### Description of the task
Every line in the records below that holds the word "TIGIT" is to be copied.

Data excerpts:
......
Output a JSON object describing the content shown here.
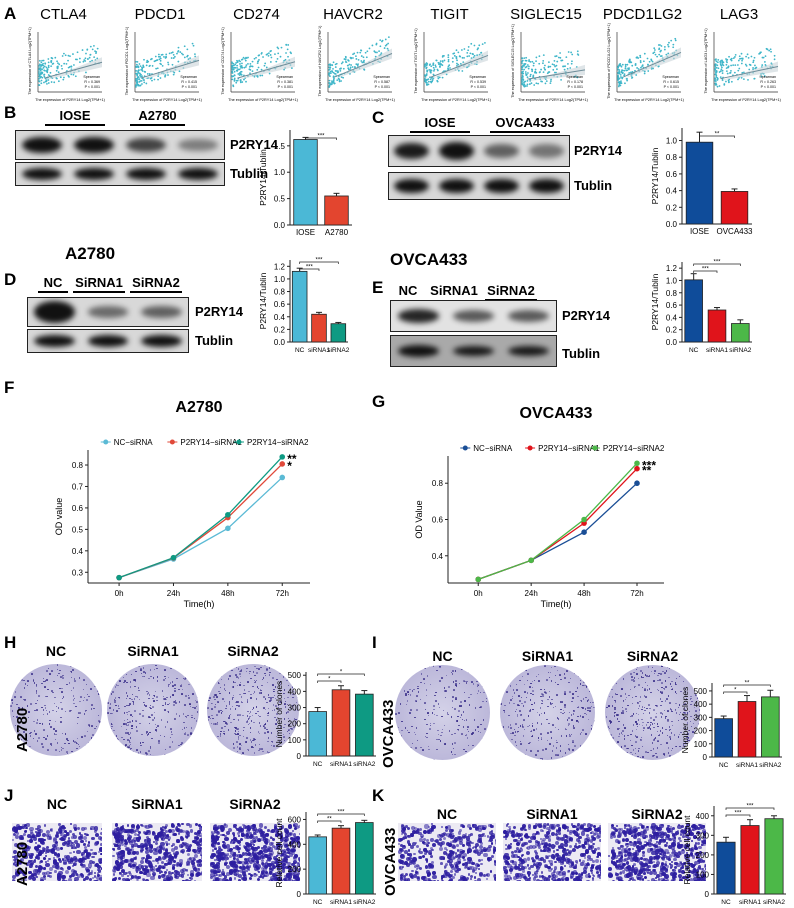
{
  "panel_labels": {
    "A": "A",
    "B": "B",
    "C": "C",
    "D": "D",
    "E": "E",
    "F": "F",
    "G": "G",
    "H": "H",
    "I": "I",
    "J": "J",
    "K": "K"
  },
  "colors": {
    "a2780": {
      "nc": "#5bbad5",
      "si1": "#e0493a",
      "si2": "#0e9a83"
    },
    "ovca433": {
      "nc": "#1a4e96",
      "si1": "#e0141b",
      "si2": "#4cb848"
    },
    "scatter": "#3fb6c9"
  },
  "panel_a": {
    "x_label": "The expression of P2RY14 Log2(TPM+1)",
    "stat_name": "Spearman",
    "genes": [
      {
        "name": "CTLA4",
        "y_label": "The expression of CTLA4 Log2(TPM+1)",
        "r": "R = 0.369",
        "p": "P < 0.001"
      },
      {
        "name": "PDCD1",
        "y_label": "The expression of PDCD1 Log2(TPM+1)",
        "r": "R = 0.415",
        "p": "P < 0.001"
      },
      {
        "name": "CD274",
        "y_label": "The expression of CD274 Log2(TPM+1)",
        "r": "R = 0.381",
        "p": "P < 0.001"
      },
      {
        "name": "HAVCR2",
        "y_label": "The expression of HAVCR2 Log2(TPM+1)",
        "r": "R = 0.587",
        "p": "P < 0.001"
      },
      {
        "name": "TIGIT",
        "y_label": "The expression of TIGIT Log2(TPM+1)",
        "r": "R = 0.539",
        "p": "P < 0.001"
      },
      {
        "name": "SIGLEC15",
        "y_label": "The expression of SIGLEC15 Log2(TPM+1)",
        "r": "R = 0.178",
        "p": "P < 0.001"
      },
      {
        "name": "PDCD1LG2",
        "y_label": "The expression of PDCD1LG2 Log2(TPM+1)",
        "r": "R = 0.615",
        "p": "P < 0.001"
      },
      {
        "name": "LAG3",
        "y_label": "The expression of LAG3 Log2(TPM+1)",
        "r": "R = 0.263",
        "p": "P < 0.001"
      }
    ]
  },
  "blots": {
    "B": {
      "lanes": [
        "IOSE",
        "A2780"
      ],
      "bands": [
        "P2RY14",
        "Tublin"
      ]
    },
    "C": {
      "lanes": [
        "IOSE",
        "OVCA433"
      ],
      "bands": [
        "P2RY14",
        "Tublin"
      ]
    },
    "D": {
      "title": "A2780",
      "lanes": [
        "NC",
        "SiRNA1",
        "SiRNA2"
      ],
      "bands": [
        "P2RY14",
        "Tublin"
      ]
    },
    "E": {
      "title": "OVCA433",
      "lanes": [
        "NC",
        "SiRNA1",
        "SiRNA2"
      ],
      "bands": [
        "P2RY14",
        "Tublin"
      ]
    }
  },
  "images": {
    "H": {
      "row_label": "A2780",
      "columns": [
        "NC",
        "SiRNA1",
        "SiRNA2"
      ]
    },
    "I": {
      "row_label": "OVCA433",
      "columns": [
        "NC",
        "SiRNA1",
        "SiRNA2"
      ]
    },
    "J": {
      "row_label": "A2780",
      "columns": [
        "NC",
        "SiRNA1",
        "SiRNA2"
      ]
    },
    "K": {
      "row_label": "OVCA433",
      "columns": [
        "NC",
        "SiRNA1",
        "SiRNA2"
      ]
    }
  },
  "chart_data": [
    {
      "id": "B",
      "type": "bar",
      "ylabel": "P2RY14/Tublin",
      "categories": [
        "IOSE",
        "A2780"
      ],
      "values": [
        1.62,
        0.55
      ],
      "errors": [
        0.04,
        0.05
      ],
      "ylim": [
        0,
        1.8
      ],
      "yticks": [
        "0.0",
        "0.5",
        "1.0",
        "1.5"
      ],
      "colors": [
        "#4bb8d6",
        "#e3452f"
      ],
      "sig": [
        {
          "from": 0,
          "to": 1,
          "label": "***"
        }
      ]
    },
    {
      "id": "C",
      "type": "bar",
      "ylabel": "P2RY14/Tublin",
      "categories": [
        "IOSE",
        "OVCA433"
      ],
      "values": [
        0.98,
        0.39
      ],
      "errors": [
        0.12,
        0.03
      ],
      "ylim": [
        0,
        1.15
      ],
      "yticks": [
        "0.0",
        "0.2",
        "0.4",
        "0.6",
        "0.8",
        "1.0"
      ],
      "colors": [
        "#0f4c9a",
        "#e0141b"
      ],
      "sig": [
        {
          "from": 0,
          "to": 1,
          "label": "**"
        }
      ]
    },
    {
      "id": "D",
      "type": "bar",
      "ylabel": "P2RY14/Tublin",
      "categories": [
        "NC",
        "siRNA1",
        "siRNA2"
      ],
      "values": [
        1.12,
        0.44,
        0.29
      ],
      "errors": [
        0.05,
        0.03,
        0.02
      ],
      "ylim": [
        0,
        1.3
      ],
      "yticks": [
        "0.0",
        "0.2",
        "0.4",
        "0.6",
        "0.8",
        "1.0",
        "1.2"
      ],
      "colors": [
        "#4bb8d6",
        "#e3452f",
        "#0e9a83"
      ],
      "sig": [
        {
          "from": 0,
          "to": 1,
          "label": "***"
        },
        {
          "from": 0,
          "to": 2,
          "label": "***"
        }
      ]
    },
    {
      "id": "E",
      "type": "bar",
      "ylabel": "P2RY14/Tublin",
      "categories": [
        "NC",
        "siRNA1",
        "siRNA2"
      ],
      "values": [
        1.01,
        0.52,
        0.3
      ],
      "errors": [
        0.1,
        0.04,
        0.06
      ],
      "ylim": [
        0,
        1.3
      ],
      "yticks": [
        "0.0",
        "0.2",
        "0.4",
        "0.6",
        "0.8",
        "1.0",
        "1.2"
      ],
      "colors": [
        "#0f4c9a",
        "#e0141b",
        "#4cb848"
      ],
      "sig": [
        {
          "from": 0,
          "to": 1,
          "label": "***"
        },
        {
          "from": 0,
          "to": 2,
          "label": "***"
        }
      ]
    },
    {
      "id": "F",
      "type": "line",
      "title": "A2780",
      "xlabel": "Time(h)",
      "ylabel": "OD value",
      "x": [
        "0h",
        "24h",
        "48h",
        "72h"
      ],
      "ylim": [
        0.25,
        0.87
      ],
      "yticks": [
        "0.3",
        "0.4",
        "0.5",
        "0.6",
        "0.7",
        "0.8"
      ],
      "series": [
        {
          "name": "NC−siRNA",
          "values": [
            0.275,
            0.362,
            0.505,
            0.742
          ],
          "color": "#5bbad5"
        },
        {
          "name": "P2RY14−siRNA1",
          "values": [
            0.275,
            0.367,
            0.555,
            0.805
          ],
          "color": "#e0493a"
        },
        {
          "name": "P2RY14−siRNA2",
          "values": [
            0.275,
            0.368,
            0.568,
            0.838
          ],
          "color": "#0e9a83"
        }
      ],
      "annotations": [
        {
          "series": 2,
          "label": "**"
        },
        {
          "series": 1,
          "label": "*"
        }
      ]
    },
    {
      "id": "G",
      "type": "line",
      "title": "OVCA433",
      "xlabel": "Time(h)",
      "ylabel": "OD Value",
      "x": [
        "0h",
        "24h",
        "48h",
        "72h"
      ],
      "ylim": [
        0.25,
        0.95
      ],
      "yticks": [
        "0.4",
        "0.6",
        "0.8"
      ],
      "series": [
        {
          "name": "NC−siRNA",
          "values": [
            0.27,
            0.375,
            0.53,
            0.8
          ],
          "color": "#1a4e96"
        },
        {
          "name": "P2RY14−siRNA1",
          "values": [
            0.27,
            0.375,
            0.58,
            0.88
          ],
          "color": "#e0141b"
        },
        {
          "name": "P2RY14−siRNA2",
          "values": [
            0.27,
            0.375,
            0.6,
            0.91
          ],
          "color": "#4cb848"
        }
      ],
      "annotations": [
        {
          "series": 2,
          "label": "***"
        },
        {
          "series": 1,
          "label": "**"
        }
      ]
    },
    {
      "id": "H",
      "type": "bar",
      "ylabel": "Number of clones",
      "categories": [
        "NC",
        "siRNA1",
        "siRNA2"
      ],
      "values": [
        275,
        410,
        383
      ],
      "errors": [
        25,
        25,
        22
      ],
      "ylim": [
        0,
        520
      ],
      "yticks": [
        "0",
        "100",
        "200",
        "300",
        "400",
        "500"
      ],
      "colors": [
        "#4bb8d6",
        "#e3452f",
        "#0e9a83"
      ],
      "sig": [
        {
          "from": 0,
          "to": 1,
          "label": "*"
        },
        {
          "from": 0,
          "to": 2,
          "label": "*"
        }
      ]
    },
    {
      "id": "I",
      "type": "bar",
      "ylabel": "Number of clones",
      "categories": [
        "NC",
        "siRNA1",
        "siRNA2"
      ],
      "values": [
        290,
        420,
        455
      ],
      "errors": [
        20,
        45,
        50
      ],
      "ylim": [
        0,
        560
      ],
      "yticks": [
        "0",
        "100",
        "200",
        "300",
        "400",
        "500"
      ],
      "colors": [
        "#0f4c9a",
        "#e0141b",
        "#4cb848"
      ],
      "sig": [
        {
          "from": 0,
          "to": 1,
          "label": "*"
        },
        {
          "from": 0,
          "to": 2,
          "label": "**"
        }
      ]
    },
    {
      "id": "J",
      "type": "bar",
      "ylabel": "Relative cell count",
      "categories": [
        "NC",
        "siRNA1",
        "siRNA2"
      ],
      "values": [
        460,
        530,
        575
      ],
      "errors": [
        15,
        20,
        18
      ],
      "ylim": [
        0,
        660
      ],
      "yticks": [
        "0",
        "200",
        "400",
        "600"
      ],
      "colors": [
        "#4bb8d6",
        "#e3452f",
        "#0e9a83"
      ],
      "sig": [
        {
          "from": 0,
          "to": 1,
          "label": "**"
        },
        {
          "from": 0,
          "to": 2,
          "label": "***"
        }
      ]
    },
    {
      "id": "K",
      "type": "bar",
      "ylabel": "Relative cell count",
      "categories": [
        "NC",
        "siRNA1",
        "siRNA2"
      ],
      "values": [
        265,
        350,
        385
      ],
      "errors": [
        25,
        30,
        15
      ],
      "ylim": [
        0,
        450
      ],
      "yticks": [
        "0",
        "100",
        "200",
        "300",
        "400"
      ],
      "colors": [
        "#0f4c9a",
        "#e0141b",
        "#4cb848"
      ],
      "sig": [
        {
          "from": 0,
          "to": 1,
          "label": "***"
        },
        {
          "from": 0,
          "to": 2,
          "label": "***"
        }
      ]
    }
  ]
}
......
### Written reply
        "name": "TIGIT",
        "y_label": "The expression of TIGIT Log2(TPM+1)",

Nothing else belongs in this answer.